(Figure dataset records)
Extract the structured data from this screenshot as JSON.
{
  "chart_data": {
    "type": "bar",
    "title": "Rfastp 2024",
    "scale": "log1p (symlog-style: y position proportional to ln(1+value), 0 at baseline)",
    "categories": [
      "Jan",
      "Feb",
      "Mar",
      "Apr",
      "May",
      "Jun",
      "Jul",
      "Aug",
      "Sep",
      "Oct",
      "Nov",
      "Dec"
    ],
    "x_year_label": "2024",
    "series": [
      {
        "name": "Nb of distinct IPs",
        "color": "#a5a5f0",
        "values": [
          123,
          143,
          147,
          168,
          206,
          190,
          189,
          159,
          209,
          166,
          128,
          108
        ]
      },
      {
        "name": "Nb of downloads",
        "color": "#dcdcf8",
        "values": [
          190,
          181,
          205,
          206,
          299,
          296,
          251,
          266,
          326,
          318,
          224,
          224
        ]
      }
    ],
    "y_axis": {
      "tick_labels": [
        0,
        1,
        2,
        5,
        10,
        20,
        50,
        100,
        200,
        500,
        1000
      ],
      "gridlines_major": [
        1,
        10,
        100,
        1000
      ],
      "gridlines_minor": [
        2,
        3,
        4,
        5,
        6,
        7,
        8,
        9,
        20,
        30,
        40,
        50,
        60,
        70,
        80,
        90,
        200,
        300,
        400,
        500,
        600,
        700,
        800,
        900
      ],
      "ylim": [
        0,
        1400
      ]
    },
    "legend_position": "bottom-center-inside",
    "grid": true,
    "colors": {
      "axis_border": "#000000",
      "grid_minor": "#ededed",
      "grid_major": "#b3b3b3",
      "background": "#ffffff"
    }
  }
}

WHAT IS ASKED
Every line of the listing that holds "name" should be found and copied.

FINAL ANSWER
        "name": "Nb of distinct IPs",
        "name": "Nb of downloads",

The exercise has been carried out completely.